§ YOUR OBJECTIVE: Copy every line of the data below word for word, omitting the pictures from your answer.

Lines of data
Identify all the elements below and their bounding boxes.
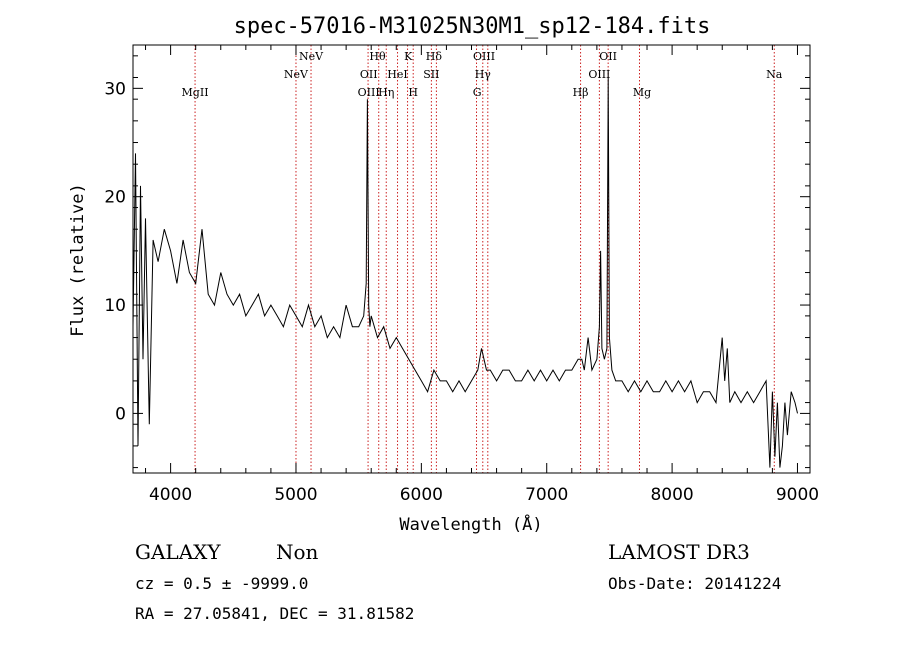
spectral-line-label: HeI (387, 68, 407, 81)
spectral-line-label: OIII (358, 86, 380, 99)
spectral-line-label: Na (766, 68, 783, 81)
spectral-line-label: OII (360, 68, 378, 81)
spectral-line-label: Hβ (573, 86, 589, 99)
x-tick-label: 5000 (274, 485, 317, 505)
redshift-readout: cz = 0.5 ± -9999.0 (135, 574, 308, 593)
spectral-line-label: OII (599, 50, 617, 63)
spectral-line-label: Hθ (369, 50, 386, 63)
spectral-line-label: SII (423, 68, 439, 81)
x-tick-label: 4000 (149, 485, 192, 505)
spectral-line-label: NeV (284, 68, 309, 81)
spectral-line-label: OIII (473, 50, 495, 63)
spectral-line-label: K (404, 50, 413, 63)
coordinates: RA = 27.05841, DEC = 31.81582 (135, 604, 414, 623)
y-axis-ticks: 0 10 20 30 (104, 55, 810, 469)
x-tick-label: 9000 (776, 485, 819, 505)
x-tick-label: 8000 (650, 485, 693, 505)
y-tick-label: 0 (115, 404, 126, 424)
spectral-line-label: Hη (378, 86, 394, 99)
spectral-line-markers (194, 45, 775, 473)
spectral-line-label: OIII (588, 68, 610, 81)
y-tick-label: 30 (104, 79, 126, 99)
spectral-line-label: G (473, 86, 482, 99)
x-axis-ticks: 4000 5000 6000 7000 8000 9000 (145, 45, 819, 505)
spectral-line-labels: MgII NeV NeV OII OIII Hθ Hη HeI K H Hδ SII OIII Hγ G Hβ… (182, 50, 783, 99)
y-tick-label: 10 (104, 296, 126, 316)
spectral-line-label: MgII (182, 86, 209, 99)
chart-title: spec-57016-M31025N30M1_sp12-184.fits (234, 14, 711, 39)
spectral-line-label: Hδ (426, 50, 443, 63)
object-class: GALAXY (135, 540, 221, 564)
spectral-line-label: Hγ (475, 68, 492, 81)
object-subclass: Non (276, 540, 319, 564)
spectral-line-label: Mg (633, 86, 651, 99)
spectral-line-label: H (408, 86, 418, 99)
spectral-line-label: NeV (299, 50, 324, 63)
obs-date: Obs-Date: 20141224 (608, 574, 781, 593)
y-tick-label: 20 (104, 188, 126, 208)
x-axis-label: Wavelength (Å) (399, 513, 542, 535)
survey-name: LAMOST DR3 (608, 540, 750, 564)
y-axis-label: Flux (relative) (68, 183, 88, 337)
spectrum-series-line (132, 77, 798, 468)
plot-frame (132, 44, 811, 474)
x-tick-label: 7000 (525, 485, 568, 505)
x-tick-label: 6000 (400, 485, 443, 505)
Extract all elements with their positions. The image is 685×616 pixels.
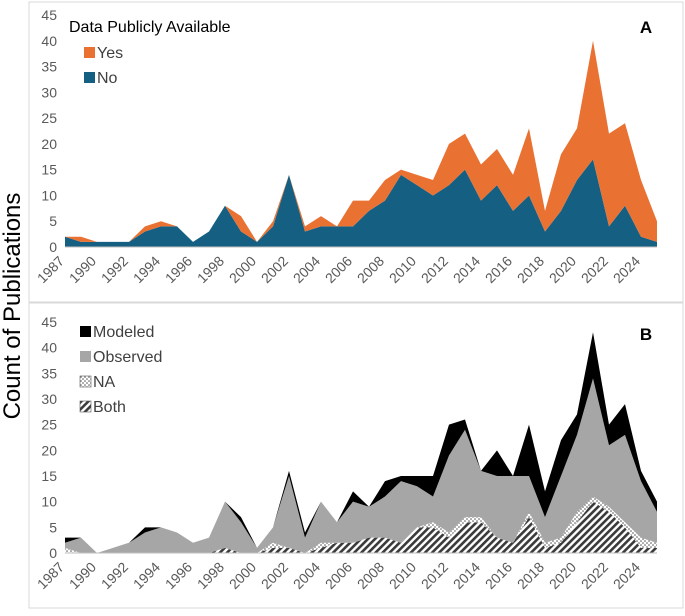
legend-label-modeled: Modeled xyxy=(93,324,154,341)
legend-swatch-no xyxy=(84,72,95,83)
area-series-both xyxy=(65,501,657,553)
legend-swatch-modeled xyxy=(80,326,91,337)
y-tick-label: 25 xyxy=(41,110,57,126)
area-series-na xyxy=(65,496,657,553)
y-tick-label: 15 xyxy=(41,162,57,178)
y-tick-label: 45 xyxy=(41,314,57,330)
y-tick-label: 45 xyxy=(41,7,57,23)
y-tick-label: 40 xyxy=(41,33,57,49)
legend-label-observed: Observed xyxy=(93,349,162,366)
panel-label: B xyxy=(640,325,652,344)
y-tick-label: 5 xyxy=(49,519,57,535)
legend-swatch-na xyxy=(79,375,92,388)
y-tick-label: 30 xyxy=(41,391,57,407)
legend-label-na: NA xyxy=(93,374,116,391)
legend-label-yes: Yes xyxy=(97,45,123,62)
y-tick-label: 35 xyxy=(41,365,57,381)
y-tick-label: 20 xyxy=(41,442,57,458)
legend-label-no: No xyxy=(97,70,118,87)
y-tick-label: 25 xyxy=(41,417,57,433)
y-tick-label: 0 xyxy=(49,239,57,255)
y-tick-label: 20 xyxy=(41,136,57,152)
y-tick-label: 30 xyxy=(41,84,57,100)
y-tick-label: 40 xyxy=(41,340,57,356)
y-tick-label: 15 xyxy=(41,468,57,484)
y-tick-label: 0 xyxy=(49,545,57,561)
y-axis-title: Count of Publications xyxy=(0,193,26,420)
area-series-observed xyxy=(65,378,657,553)
area-series-no xyxy=(65,159,657,247)
y-tick-label: 35 xyxy=(41,59,57,75)
y-tick-label: 10 xyxy=(41,494,57,510)
legend-swatch-observed xyxy=(80,351,91,362)
legend-swatch-both xyxy=(79,400,92,413)
panel-label: A xyxy=(640,18,652,37)
area-series-yes xyxy=(65,40,657,242)
y-tick-label: 10 xyxy=(41,187,57,203)
legend-swatch-yes xyxy=(84,47,95,58)
y-tick-label: 5 xyxy=(49,213,57,229)
legend-title: Data Publicly Available xyxy=(69,19,231,36)
legend-label-both: Both xyxy=(93,399,126,416)
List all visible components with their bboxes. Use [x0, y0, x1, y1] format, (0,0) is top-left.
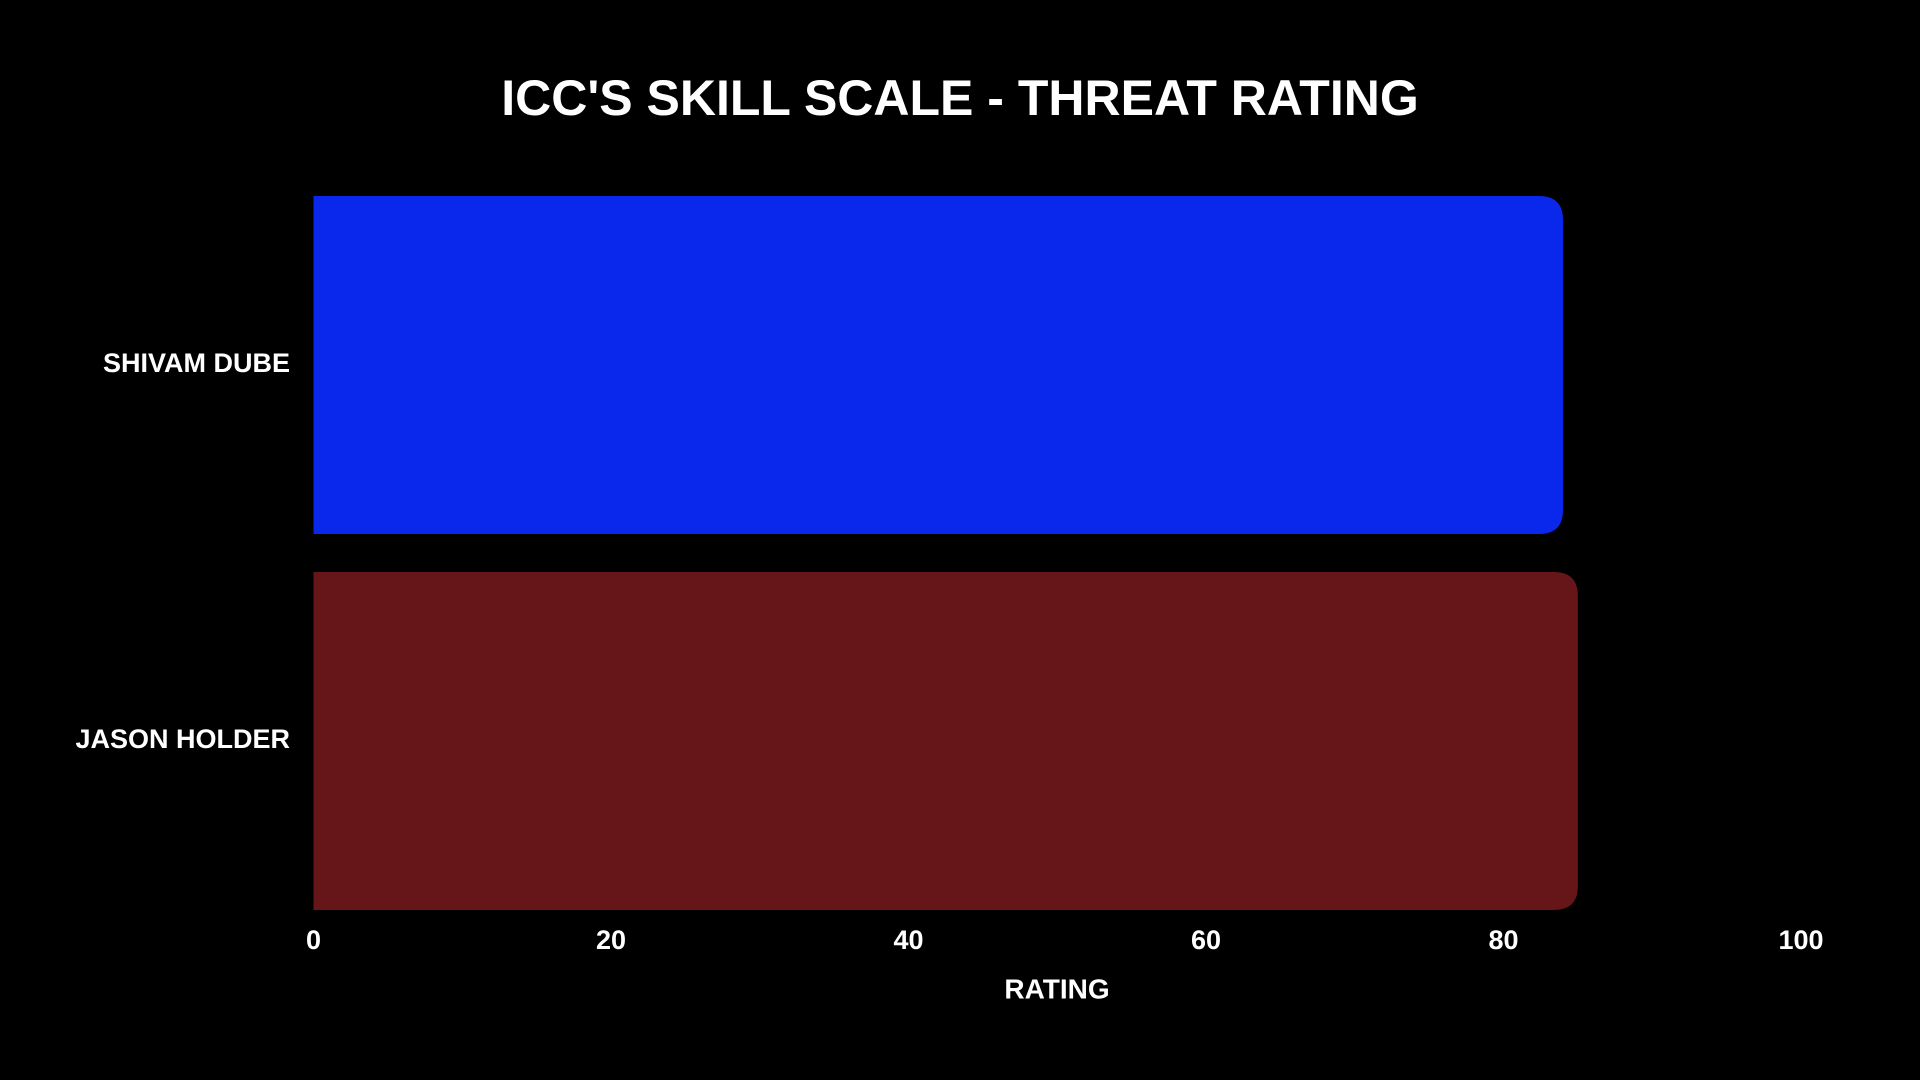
x-tick-label: 80 — [1488, 925, 1518, 955]
x-tick-label: 60 — [1191, 925, 1221, 955]
x-tick-label: 0 — [306, 925, 321, 955]
y-tick-label: JASON HOLDER — [75, 724, 290, 754]
bar — [313, 196, 1563, 534]
x-tick-label: 40 — [893, 925, 923, 955]
x-axis-label: RATING — [1004, 973, 1109, 1004]
chart-title: ICC'S SKILL SCALE - THREAT RATING — [501, 70, 1418, 126]
y-tick-label: SHIVAM DUBE — [103, 348, 290, 378]
bar — [313, 572, 1578, 910]
x-tick-label: 100 — [1778, 925, 1823, 955]
x-tick-label: 20 — [596, 925, 626, 955]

§ TASK RESPONSE:
Identify all the elements below and their bounding boxes.
spectral-line-label: HeI (387, 68, 407, 81)
spectral-line-label: OIII (358, 86, 380, 99)
spectral-line-label: Na (766, 68, 783, 81)
spectral-line-label: OII (360, 68, 378, 81)
spectral-line-label: Hβ (573, 86, 589, 99)
x-tick-label: 5000 (274, 485, 317, 505)
redshift-readout: cz = 0.5 ± -9999.0 (135, 574, 308, 593)
spectral-line-label: OII (599, 50, 617, 63)
spectral-line-label: Hθ (369, 50, 386, 63)
spectral-line-label: SII (423, 68, 439, 81)
x-tick-label: 4000 (149, 485, 192, 505)
spectral-line-label: NeV (284, 68, 309, 81)
spectral-line-label: OIII (473, 50, 495, 63)
spectral-line-label: K (404, 50, 413, 63)
coordinates: RA = 27.05841, DEC = 31.81582 (135, 604, 414, 623)
y-axis-ticks: 0 10 20 30 (104, 55, 810, 469)
x-tick-label: 9000 (776, 485, 819, 505)
x-tick-label: 8000 (650, 485, 693, 505)
y-tick-label: 0 (115, 404, 126, 424)
spectral-line-label: Hη (378, 86, 394, 99)
spectral-line-markers (194, 45, 775, 473)
spectral-line-label: OIII (588, 68, 610, 81)
y-tick-label: 30 (104, 79, 126, 99)
spectral-line-label: G (473, 86, 482, 99)
x-axis-ticks: 4000 5000 6000 7000 8000 9000 (145, 45, 819, 505)
spectral-line-labels: MgII NeV NeV OII OIII Hθ Hη HeI K H Hδ SII OIII Hγ G Hβ… (182, 50, 783, 99)
y-tick-label: 10 (104, 296, 126, 316)
spectral-line-label: MgII (182, 86, 209, 99)
chart-title: spec-57016-M31025N30M1_sp12-184.fits (234, 14, 711, 39)
spectral-line-label: Hδ (426, 50, 443, 63)
object-class: GALAXY (135, 540, 221, 564)
spectral-line-label: Hγ (475, 68, 492, 81)
object-subclass: Non (276, 540, 319, 564)
spectral-line-label: Mg (633, 86, 651, 99)
spectral-line-label: H (408, 86, 418, 99)
spectral-line-label: NeV (299, 50, 324, 63)
obs-date: Obs-Date: 20141224 (608, 574, 781, 593)
y-tick-label: 20 (104, 188, 126, 208)
x-axis-label: Wavelength (Å) (399, 513, 542, 535)
survey-name: LAMOST DR3 (608, 540, 750, 564)
y-axis-label: Flux (relative) (68, 183, 88, 337)
spectrum-series-line (132, 77, 798, 468)
plot-frame (132, 44, 811, 474)
x-tick-label: 7000 (525, 485, 568, 505)
x-tick-label: 6000 (400, 485, 443, 505)
Extract all elements with their positions. The image is 685×616 pixels.
legend-label-modeled: Modeled xyxy=(93,324,154,341)
legend-swatch-no xyxy=(84,72,95,83)
area-series-both xyxy=(65,501,657,553)
legend-swatch-modeled xyxy=(80,326,91,337)
y-tick-label: 25 xyxy=(41,110,57,126)
area-series-na xyxy=(65,496,657,553)
y-tick-label: 15 xyxy=(41,162,57,178)
y-tick-label: 45 xyxy=(41,314,57,330)
y-tick-label: 45 xyxy=(41,7,57,23)
y-tick-label: 40 xyxy=(41,33,57,49)
legend-label-observed: Observed xyxy=(93,349,162,366)
panel-label: B xyxy=(640,325,652,344)
y-tick-label: 5 xyxy=(49,519,57,535)
legend-swatch-na xyxy=(79,375,92,388)
y-tick-label: 30 xyxy=(41,391,57,407)
legend-label-na: NA xyxy=(93,374,116,391)
legend-label-yes: Yes xyxy=(97,45,123,62)
y-tick-label: 35 xyxy=(41,365,57,381)
y-tick-label: 20 xyxy=(41,442,57,458)
legend-label-no: No xyxy=(97,70,118,87)
y-tick-label: 25 xyxy=(41,417,57,433)
y-tick-label: 0 xyxy=(49,239,57,255)
y-tick-label: 20 xyxy=(41,136,57,152)
y-tick-label: 30 xyxy=(41,84,57,100)
y-tick-label: 40 xyxy=(41,340,57,356)
y-tick-label: 15 xyxy=(41,468,57,484)
y-tick-label: 0 xyxy=(49,545,57,561)
y-axis-title: Count of Publications xyxy=(0,193,26,420)
area-series-observed xyxy=(65,378,657,553)
area-series-no xyxy=(65,159,657,247)
y-tick-label: 35 xyxy=(41,59,57,75)
y-tick-label: 10 xyxy=(41,494,57,510)
legend-swatch-observed xyxy=(80,351,91,362)
legend-swatch-both xyxy=(79,400,92,413)
panel-label: A xyxy=(640,18,652,37)
area-series-yes xyxy=(65,40,657,242)
y-tick-label: 10 xyxy=(41,187,57,203)
legend-swatch-yes xyxy=(84,47,95,58)
y-tick-label: 5 xyxy=(49,213,57,229)
legend-title: Data Publicly Available xyxy=(69,19,231,36)
legend-label-both: Both xyxy=(93,399,126,416)
List all visible components with their bboxes. Use [x0, y0, x1, y1] format, (0,0) is top-left.
x-tick-label: 80 — [1488, 925, 1518, 955]
x-tick-label: 60 — [1191, 925, 1221, 955]
x-tick-label: 0 — [306, 925, 321, 955]
y-tick-label: JASON HOLDER — [75, 724, 290, 754]
bar — [313, 196, 1563, 534]
x-tick-label: 40 — [893, 925, 923, 955]
x-axis-label: RATING — [1004, 973, 1109, 1004]
chart-title: ICC'S SKILL SCALE - THREAT RATING — [501, 70, 1418, 126]
y-tick-label: SHIVAM DUBE — [103, 348, 290, 378]
bar — [313, 572, 1578, 910]
x-tick-label: 100 — [1778, 925, 1823, 955]
x-tick-label: 20 — [596, 925, 626, 955]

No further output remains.